● **Problem statement**: Report the number of lines where the string "their" occurs, and write nothing else.

● **Extracted material**:
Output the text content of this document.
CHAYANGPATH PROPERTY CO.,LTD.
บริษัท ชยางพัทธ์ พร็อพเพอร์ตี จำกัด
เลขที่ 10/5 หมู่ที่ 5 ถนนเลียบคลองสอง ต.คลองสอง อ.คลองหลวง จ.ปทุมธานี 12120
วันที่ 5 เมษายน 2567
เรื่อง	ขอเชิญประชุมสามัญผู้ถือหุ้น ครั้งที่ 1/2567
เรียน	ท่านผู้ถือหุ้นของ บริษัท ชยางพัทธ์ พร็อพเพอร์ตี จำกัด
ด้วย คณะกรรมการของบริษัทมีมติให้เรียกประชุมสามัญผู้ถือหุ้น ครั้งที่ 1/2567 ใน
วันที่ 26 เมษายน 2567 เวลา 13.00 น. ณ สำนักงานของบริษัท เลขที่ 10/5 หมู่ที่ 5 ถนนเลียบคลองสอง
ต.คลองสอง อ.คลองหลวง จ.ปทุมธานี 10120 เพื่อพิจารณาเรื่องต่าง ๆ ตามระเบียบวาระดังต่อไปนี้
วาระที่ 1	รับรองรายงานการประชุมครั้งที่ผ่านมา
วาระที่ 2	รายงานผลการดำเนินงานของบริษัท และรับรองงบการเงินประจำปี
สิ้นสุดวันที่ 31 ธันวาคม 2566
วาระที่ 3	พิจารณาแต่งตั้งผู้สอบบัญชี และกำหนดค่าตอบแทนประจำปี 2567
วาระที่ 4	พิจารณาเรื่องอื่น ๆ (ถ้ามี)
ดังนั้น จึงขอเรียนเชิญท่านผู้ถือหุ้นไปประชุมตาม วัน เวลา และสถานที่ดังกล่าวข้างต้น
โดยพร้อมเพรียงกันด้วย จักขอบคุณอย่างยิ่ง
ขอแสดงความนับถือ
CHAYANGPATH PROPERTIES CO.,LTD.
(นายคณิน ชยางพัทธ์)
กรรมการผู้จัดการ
...
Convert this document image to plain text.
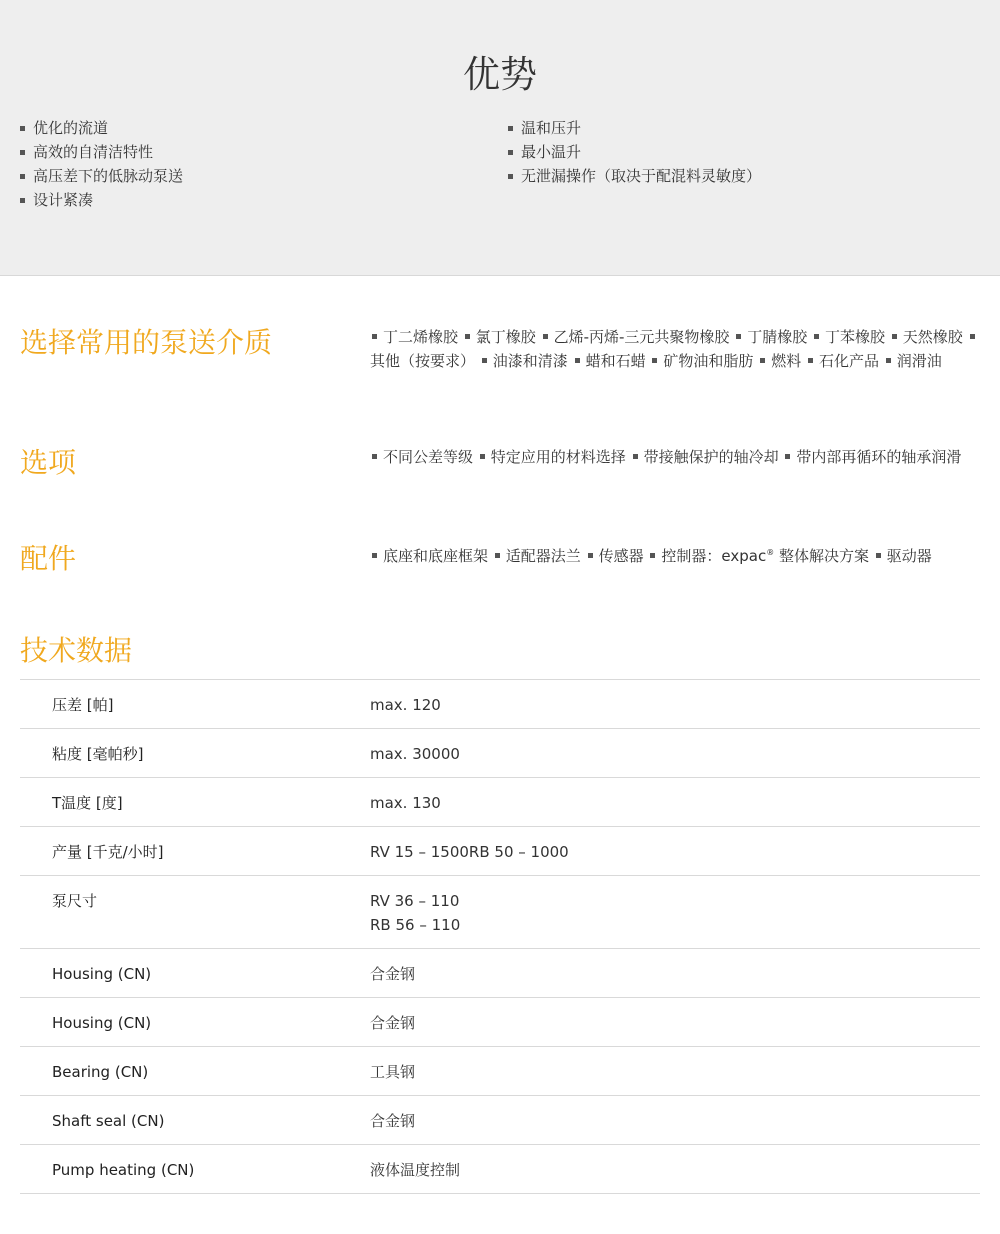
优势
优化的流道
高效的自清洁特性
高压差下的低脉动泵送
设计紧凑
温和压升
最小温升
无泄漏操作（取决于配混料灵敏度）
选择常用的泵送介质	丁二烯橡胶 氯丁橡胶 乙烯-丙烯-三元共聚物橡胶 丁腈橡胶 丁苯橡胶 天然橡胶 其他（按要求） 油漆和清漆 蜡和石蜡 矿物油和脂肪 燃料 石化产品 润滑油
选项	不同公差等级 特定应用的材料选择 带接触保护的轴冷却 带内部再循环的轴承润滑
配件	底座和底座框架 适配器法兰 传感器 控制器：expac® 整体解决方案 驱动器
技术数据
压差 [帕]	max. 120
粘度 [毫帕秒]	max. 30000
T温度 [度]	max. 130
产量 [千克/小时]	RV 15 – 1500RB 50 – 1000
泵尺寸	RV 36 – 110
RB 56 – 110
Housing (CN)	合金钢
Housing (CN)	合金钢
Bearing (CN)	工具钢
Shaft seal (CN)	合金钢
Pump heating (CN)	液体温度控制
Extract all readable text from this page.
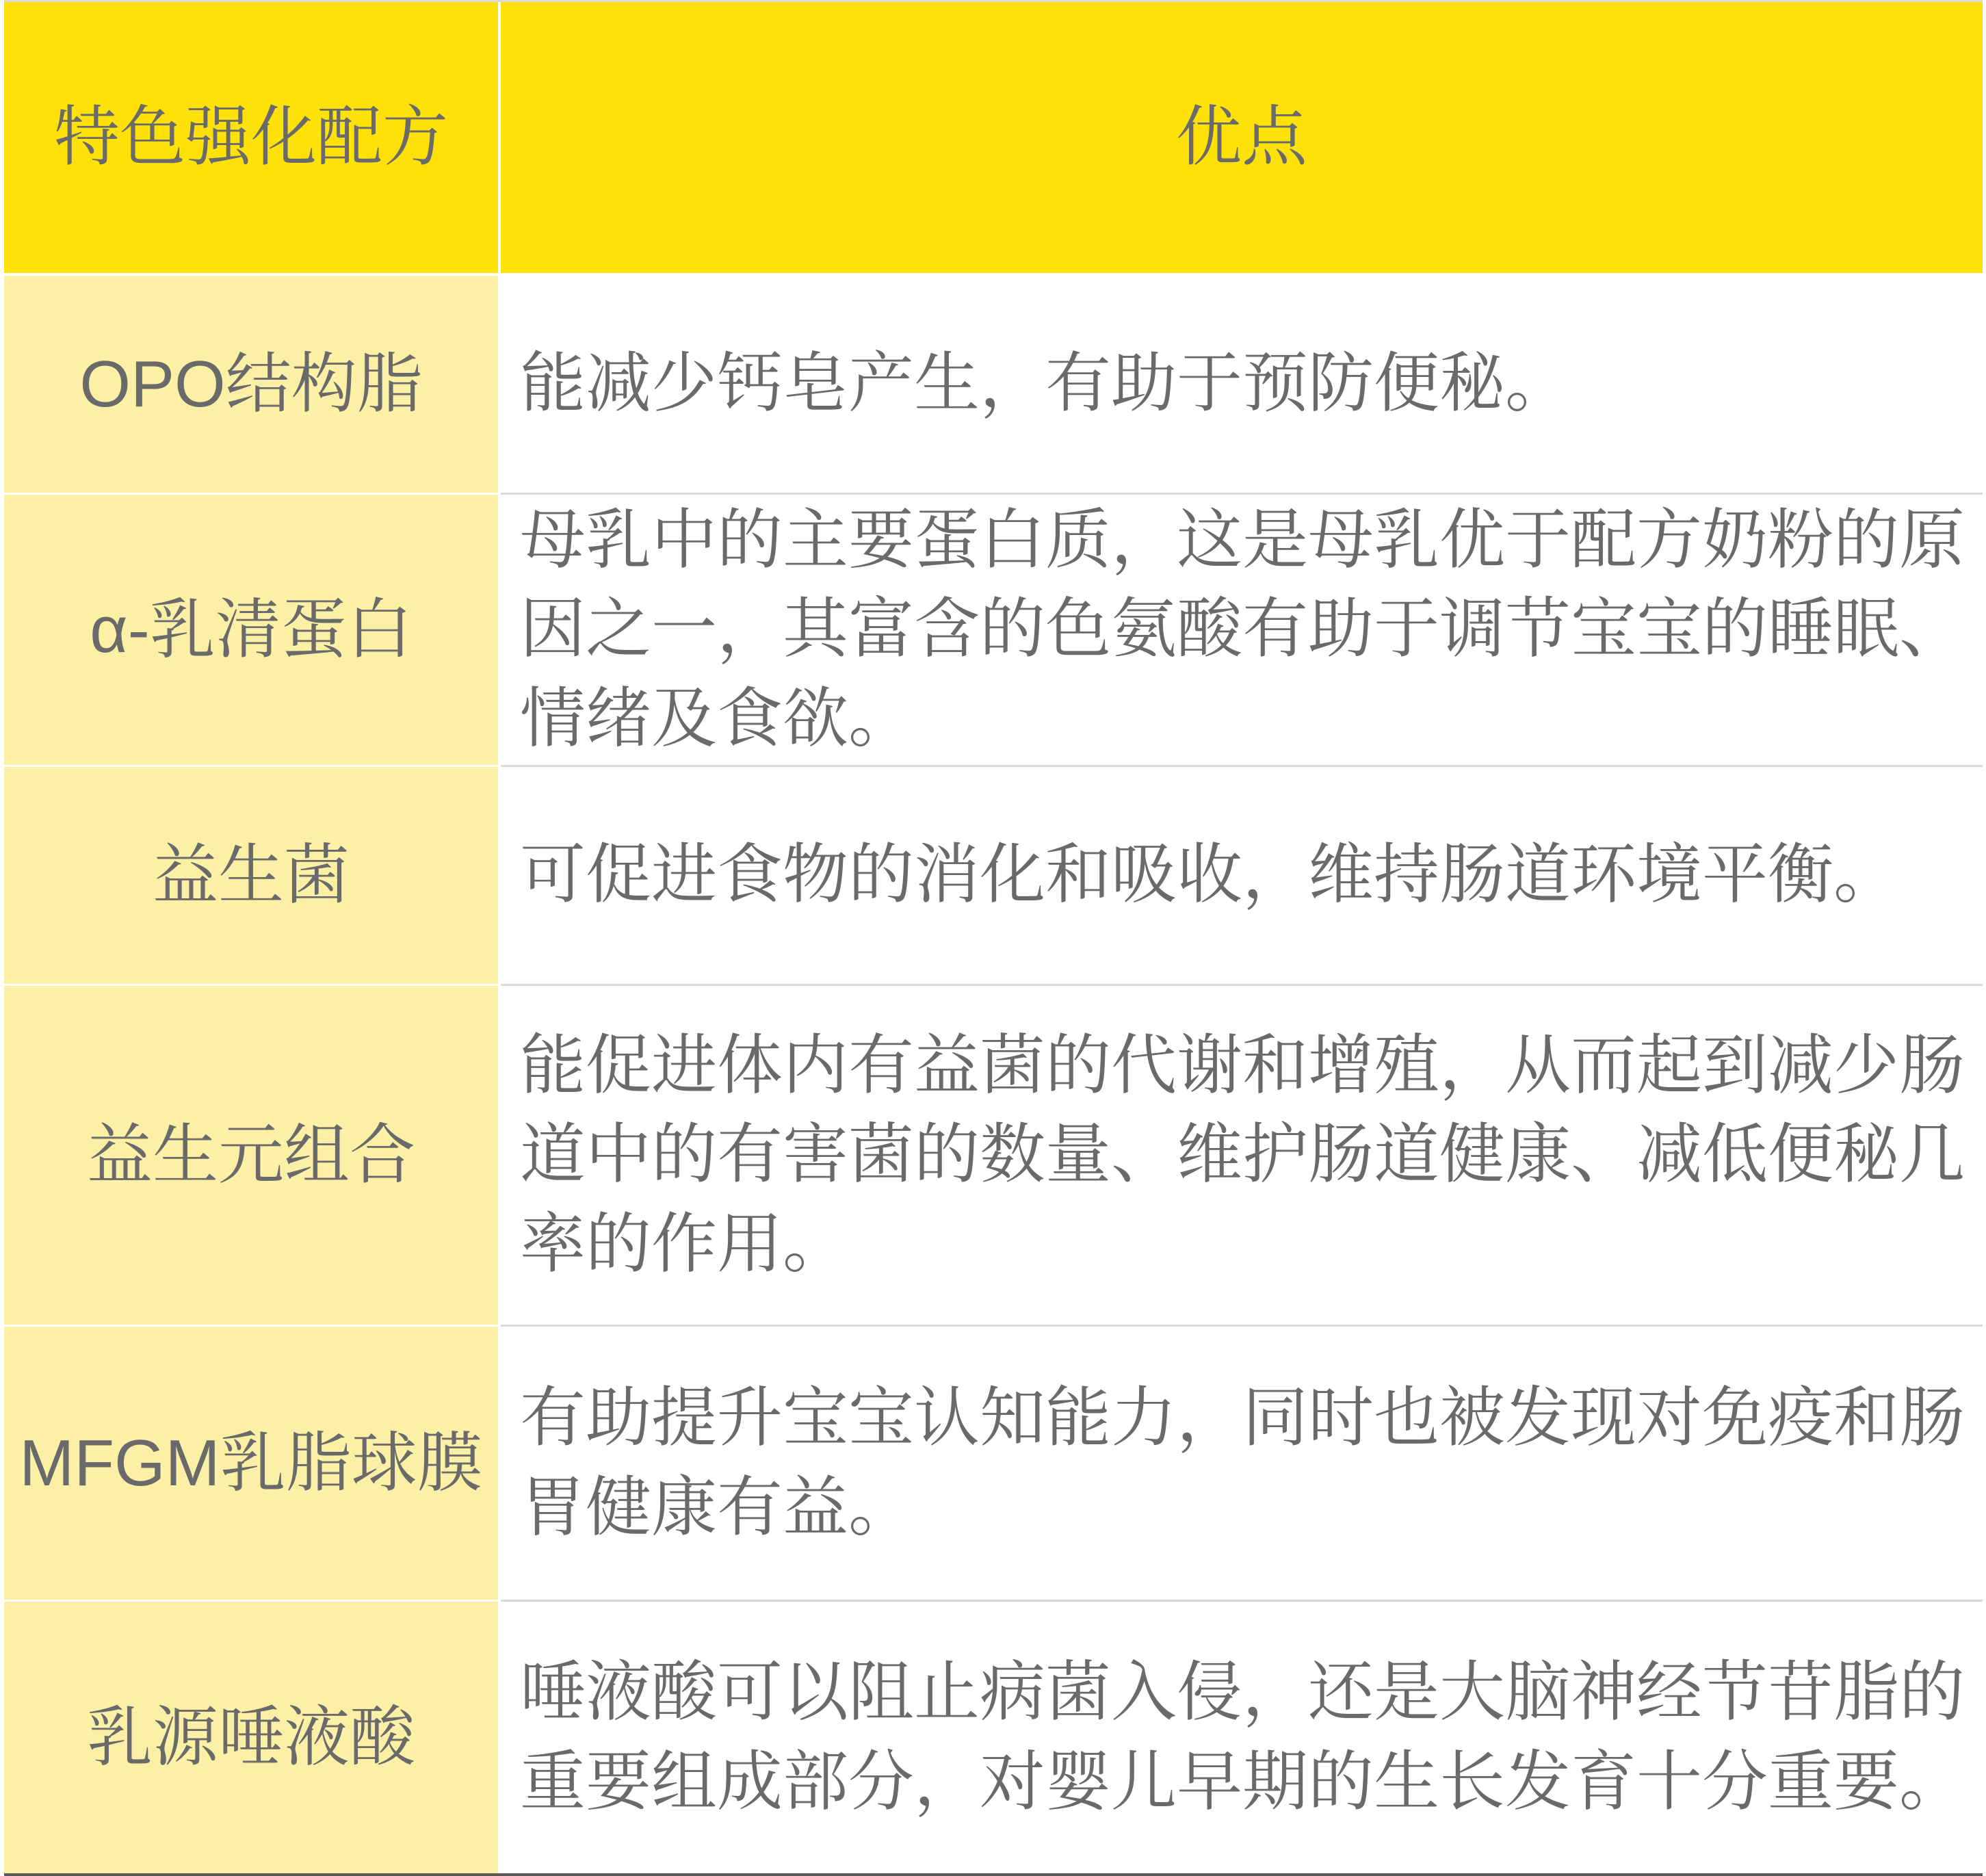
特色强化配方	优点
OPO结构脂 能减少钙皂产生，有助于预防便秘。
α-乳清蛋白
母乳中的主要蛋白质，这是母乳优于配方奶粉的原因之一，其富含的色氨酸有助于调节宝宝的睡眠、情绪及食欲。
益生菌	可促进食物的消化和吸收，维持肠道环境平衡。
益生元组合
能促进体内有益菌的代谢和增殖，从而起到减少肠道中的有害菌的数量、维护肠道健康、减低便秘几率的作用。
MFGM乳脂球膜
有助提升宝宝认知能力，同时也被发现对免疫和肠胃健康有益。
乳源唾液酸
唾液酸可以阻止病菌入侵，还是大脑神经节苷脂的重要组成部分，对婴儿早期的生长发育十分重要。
...
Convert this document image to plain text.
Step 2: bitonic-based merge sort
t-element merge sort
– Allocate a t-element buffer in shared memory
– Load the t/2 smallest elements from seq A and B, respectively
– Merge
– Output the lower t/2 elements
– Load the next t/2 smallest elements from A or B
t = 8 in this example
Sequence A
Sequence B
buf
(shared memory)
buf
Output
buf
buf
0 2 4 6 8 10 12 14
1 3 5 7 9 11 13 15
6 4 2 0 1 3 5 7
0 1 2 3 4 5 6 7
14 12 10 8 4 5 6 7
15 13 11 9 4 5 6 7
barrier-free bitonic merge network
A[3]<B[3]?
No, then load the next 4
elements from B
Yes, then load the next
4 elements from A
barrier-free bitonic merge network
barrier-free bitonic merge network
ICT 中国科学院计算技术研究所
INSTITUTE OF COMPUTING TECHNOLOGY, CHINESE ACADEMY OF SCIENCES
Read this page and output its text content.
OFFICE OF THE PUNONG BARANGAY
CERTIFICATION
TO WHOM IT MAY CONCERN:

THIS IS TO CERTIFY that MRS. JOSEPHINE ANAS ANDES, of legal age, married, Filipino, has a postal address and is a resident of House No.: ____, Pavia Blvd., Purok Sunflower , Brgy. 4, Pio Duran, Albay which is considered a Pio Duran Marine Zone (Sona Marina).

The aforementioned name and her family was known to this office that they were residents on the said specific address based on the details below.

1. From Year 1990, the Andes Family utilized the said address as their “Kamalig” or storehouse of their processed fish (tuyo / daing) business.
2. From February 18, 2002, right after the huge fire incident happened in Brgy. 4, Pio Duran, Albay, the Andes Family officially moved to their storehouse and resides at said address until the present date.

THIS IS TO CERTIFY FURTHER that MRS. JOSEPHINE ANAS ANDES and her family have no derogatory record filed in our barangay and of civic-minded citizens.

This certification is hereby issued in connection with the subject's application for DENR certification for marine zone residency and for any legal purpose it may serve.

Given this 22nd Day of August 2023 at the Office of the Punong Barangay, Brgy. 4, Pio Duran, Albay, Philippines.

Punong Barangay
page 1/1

● **Solution to the exercise**: 2